**WHAT YOU NEED TO DO:** From the line containing "Read all visible" through the last line of the material, copy every line exactly, both ends inclusive; do not copy pictures.
==== MATERIAL FOR THE TASK ====
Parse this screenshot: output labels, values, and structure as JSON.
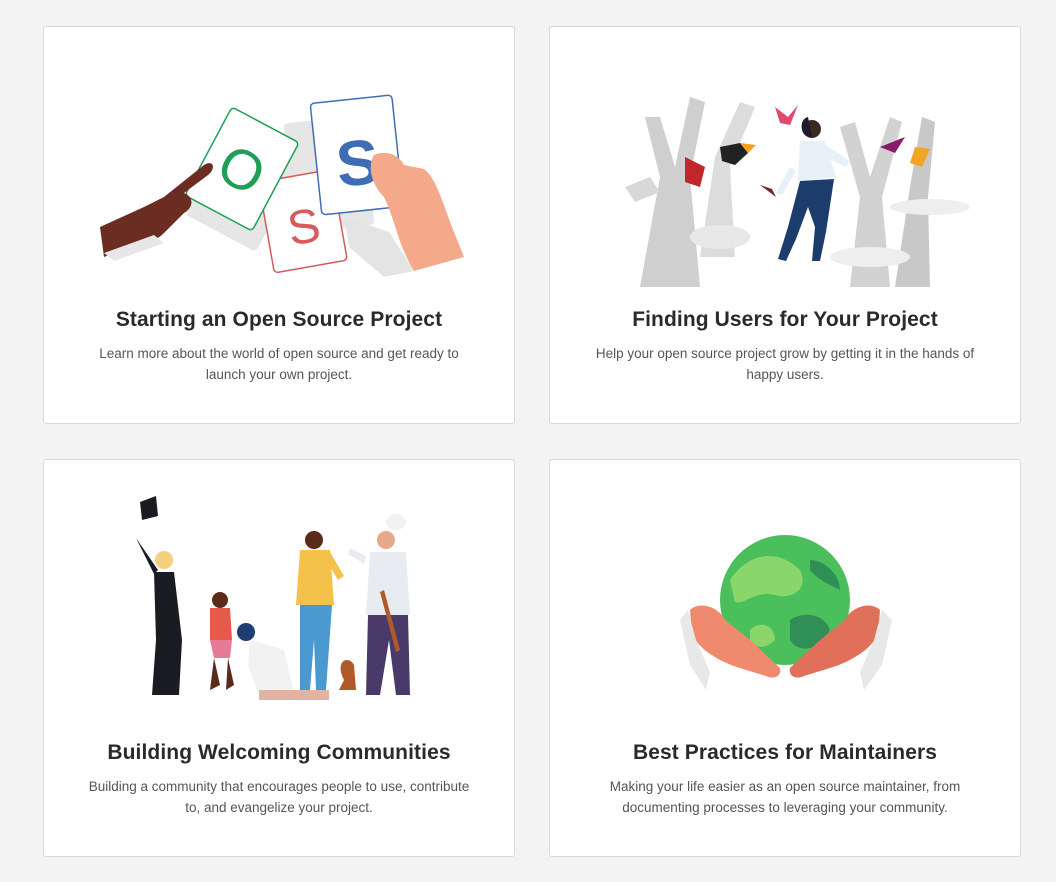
{
  "cards": [
    {
      "title": "Starting an Open Source Project",
      "description": "Learn more about the world of open source and get ready to launch your own project.",
      "illustration": "cards-hands-illustration",
      "cards_letters": [
        "O",
        "S",
        "S"
      ]
    },
    {
      "title": "Finding Users for Your Project",
      "description": "Help your open source project grow by getting it in the hands of happy users.",
      "illustration": "forest-birds-illustration"
    },
    {
      "title": "Building Welcoming Communities",
      "description": "Building a community that encourages people to use, contribute to, and evangelize your project.",
      "illustration": "community-people-illustration"
    },
    {
      "title": "Best Practices for Maintainers",
      "description": "Making your life easier as an open source maintainer, from documenting processes to leveraging your community.",
      "illustration": "hands-globe-illustration"
    }
  ],
  "colors": {
    "background": "#f3f3f3",
    "card": "#ffffff",
    "card_border": "#d9d9d9",
    "title": "#2a2a2a",
    "text": "#555555"
  }
}
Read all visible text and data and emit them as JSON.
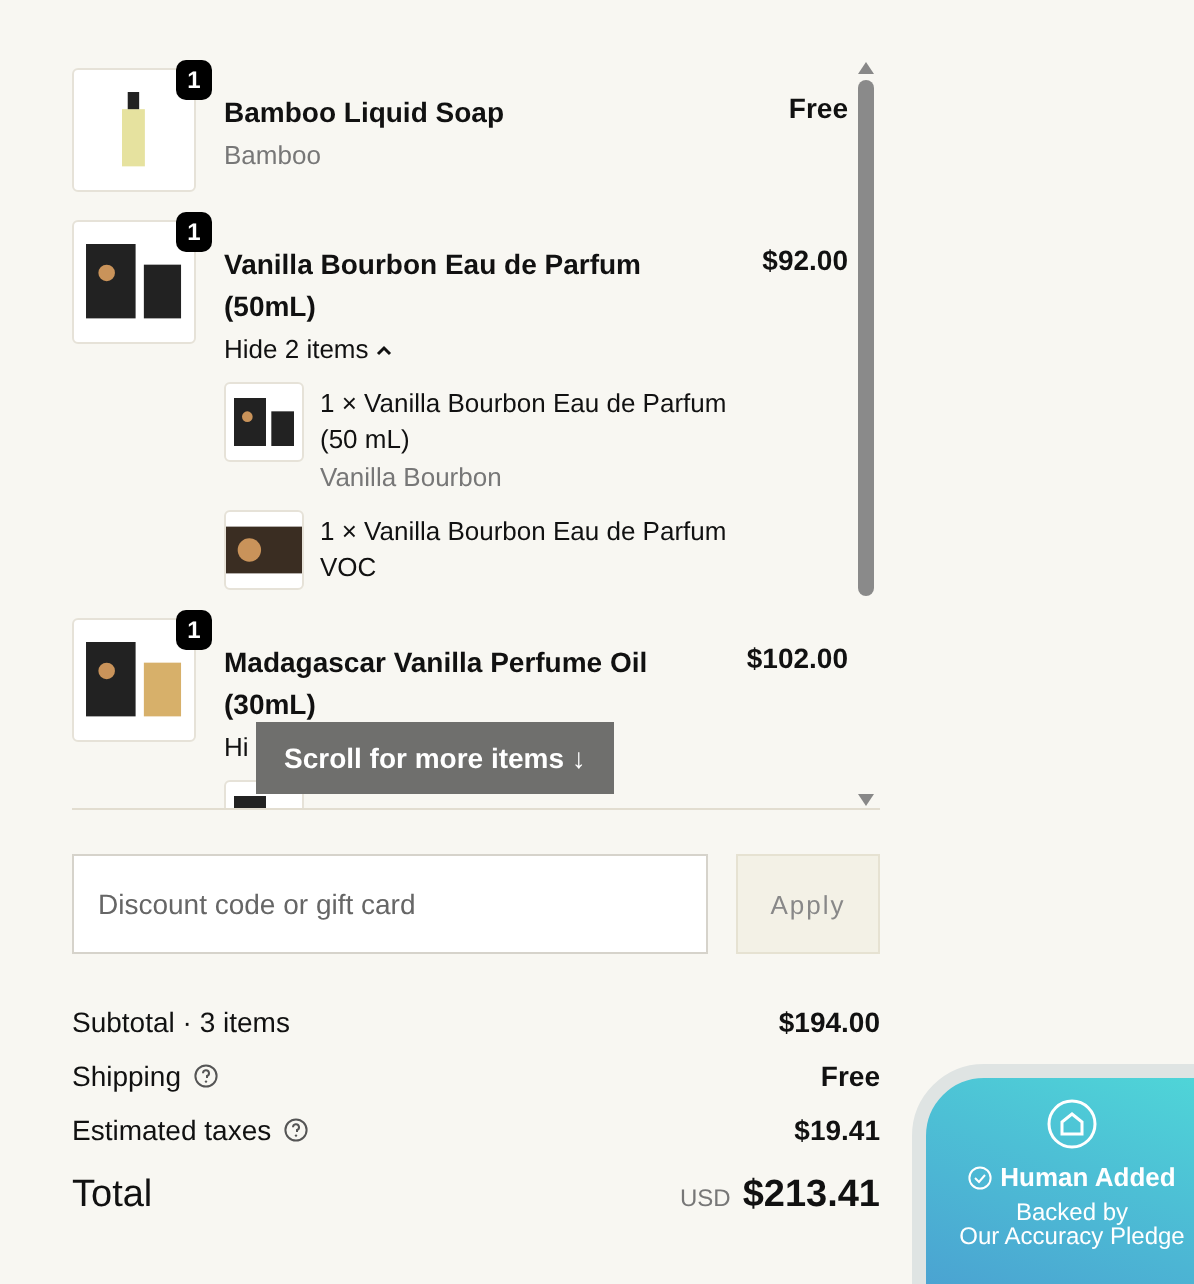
{
  "items": [
    {
      "quantity": "1",
      "name": "Bamboo Liquid Soap",
      "variant": "Bamboo",
      "price": "Free",
      "kind": "bottle"
    },
    {
      "quantity": "1",
      "name": "Vanilla Bourbon Eau de Parfum (50mL)",
      "price": "$92.00",
      "kind": "set",
      "toggle": "Hide 2 items",
      "expanded": true,
      "components": [
        {
          "text": "1 × Vanilla Bourbon Eau de Parfum (50 mL)",
          "variant": "Vanilla Bourbon",
          "kind": "set"
        },
        {
          "text": "1 × Vanilla Bourbon Eau de Parfum VOC",
          "kind": "card"
        }
      ]
    },
    {
      "quantity": "1",
      "name": "Madagascar Vanilla Perfume Oil (30mL)",
      "price": "$102.00",
      "kind": "oil",
      "toggle": "Hi",
      "components": [
        {
          "kind": "oil"
        }
      ]
    }
  ],
  "scroll_hint": "Scroll for more items ↓",
  "discount": {
    "placeholder": "Discount code or gift card",
    "button": "Apply",
    "disabled": true
  },
  "summary": [
    {
      "label": "Subtotal · 3 items",
      "value": "$194.00",
      "help": false
    },
    {
      "label": "Shipping",
      "value": "Free",
      "help": true
    },
    {
      "label": "Estimated taxes",
      "value": "$19.41",
      "help": true
    }
  ],
  "total": {
    "label": "Total",
    "currency": "USD",
    "value": "$213.41"
  },
  "badge": {
    "title": "Human Added",
    "subtitle": "Backed by\nOur Accuracy Pledge"
  }
}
====
**SOLUTION BELOW:**
Read all visible text and data and emit them as JSON.
{
  "items": [
    {
      "quantity": "1",
      "name": "Bamboo Liquid Soap",
      "variant": "Bamboo",
      "price": "Free",
      "kind": "bottle"
    },
    {
      "quantity": "1",
      "name": "Vanilla Bourbon Eau de Parfum (50mL)",
      "price": "$92.00",
      "kind": "set",
      "toggle": "Hide 2 items",
      "expanded": true,
      "components": [
        {
          "text": "1 × Vanilla Bourbon Eau de Parfum (50 mL)",
          "variant": "Vanilla Bourbon",
          "kind": "set"
        },
        {
          "text": "1 × Vanilla Bourbon Eau de Parfum VOC",
          "kind": "card"
        }
      ]
    },
    {
      "quantity": "1",
      "name": "Madagascar Vanilla Perfume Oil (30mL)",
      "price": "$102.00",
      "kind": "oil",
      "toggle": "Hi",
      "components": [
        {
          "kind": "oil"
        }
      ]
    }
  ],
  "scroll_hint": "Scroll for more items ↓",
  "discount": {
    "placeholder": "Discount code or gift card",
    "button": "Apply",
    "disabled": true
  },
  "summary": [
    {
      "label": "Subtotal · 3 items",
      "value": "$194.00",
      "help": false
    },
    {
      "label": "Shipping",
      "value": "Free",
      "help": true
    },
    {
      "label": "Estimated taxes",
      "value": "$19.41",
      "help": true
    }
  ],
  "total": {
    "label": "Total",
    "currency": "USD",
    "value": "$213.41"
  },
  "badge": {
    "title": "Human Added",
    "subtitle": "Backed by\nOur Accuracy Pledge"
  }
}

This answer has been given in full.